RECORDS:
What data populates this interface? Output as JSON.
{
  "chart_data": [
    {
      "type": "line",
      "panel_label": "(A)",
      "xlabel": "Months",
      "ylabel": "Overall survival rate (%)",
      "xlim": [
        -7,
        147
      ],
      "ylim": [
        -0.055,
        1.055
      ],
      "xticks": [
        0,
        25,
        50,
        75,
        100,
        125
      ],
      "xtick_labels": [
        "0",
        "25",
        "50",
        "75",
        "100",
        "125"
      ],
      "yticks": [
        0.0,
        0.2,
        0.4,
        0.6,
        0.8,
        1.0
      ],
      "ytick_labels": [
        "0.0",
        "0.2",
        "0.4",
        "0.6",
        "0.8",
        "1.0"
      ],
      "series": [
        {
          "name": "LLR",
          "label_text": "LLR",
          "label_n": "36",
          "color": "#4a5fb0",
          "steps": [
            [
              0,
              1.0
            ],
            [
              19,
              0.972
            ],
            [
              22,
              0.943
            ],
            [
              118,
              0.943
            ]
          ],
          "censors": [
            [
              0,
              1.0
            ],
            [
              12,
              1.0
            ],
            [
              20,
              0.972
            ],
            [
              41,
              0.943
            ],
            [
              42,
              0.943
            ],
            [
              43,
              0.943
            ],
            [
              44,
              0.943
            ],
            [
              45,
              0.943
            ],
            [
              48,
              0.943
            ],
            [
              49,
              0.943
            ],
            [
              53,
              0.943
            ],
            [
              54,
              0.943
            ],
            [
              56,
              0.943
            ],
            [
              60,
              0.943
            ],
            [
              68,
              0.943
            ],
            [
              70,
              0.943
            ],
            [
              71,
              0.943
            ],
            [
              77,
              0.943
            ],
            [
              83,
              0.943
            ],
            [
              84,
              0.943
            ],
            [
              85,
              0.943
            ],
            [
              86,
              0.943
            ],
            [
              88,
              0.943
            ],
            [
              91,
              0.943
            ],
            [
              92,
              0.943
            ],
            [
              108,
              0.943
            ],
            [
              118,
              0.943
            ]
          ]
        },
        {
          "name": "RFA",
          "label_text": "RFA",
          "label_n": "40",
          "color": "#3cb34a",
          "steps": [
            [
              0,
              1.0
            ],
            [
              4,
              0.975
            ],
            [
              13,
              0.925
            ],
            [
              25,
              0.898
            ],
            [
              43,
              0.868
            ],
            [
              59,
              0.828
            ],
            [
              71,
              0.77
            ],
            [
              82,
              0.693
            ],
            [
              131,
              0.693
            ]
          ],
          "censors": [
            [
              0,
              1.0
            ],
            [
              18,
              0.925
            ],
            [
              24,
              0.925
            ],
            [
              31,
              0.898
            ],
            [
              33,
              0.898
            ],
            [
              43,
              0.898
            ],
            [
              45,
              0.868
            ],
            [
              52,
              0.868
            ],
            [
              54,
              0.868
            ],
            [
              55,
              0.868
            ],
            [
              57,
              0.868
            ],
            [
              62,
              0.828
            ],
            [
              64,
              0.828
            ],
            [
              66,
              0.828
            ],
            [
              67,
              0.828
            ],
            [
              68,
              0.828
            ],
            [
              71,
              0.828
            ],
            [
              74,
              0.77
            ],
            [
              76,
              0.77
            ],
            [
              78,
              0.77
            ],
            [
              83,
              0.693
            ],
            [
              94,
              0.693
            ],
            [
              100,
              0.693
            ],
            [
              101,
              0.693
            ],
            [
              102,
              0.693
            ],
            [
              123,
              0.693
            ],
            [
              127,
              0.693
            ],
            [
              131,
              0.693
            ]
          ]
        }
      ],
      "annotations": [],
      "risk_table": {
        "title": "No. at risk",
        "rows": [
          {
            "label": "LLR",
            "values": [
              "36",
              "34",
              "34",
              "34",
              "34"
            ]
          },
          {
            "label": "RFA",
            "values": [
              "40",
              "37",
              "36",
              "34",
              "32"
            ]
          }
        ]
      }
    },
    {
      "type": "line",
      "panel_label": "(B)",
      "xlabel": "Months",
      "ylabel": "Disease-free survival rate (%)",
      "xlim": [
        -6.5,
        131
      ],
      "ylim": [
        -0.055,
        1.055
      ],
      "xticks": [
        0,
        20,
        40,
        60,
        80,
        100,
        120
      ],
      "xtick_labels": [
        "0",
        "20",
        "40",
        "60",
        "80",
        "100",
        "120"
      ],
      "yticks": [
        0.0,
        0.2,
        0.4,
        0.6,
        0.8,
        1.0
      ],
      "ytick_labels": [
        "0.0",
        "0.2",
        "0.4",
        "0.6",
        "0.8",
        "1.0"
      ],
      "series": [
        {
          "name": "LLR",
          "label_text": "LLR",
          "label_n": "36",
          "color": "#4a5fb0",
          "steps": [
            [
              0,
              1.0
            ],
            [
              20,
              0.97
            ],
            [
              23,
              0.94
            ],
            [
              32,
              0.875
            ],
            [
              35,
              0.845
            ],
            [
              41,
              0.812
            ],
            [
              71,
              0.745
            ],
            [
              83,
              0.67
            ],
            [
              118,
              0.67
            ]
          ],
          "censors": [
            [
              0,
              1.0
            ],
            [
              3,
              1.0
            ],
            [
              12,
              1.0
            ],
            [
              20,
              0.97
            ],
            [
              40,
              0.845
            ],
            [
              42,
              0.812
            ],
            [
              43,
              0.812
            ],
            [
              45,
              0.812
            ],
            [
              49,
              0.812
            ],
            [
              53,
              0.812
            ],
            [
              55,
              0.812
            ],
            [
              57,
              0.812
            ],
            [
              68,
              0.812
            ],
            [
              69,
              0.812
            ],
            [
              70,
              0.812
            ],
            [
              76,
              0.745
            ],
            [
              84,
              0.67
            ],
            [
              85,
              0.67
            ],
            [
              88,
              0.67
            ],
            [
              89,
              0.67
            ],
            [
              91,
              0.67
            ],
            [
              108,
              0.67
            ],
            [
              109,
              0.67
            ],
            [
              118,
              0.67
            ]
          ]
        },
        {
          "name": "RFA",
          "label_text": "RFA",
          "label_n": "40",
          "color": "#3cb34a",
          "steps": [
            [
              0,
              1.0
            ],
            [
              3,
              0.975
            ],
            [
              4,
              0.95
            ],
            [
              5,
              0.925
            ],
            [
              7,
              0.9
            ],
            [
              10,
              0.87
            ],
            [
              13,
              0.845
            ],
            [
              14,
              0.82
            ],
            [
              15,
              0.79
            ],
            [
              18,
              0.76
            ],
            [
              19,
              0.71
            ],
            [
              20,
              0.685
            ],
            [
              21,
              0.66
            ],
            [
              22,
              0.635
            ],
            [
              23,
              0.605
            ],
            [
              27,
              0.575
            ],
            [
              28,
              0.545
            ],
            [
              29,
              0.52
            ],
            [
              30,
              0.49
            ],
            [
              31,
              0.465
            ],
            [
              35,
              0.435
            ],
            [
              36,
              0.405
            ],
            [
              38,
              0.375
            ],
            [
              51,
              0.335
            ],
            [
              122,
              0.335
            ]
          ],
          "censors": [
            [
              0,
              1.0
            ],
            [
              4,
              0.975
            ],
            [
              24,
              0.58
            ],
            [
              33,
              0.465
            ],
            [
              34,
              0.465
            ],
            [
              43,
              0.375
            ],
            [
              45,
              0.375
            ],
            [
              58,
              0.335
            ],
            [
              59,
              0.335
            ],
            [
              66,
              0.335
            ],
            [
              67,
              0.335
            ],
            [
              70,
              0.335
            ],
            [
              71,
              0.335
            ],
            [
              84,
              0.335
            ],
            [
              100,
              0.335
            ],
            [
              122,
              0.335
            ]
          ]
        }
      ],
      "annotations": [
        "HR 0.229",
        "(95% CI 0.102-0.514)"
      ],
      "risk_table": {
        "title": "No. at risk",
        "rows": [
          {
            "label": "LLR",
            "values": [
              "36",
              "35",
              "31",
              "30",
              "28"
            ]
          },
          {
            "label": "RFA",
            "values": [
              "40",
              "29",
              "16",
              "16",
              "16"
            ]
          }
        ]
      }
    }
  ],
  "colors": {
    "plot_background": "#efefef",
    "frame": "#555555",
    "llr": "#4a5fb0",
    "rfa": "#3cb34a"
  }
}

SHORT PROBLEM:
Find "survival". Copy every line it occurs in.

SOLVED EXERCISE:
      "ylabel": "Overall survival rate (%)",
      "ylabel": "Disease-free survival rate (%)",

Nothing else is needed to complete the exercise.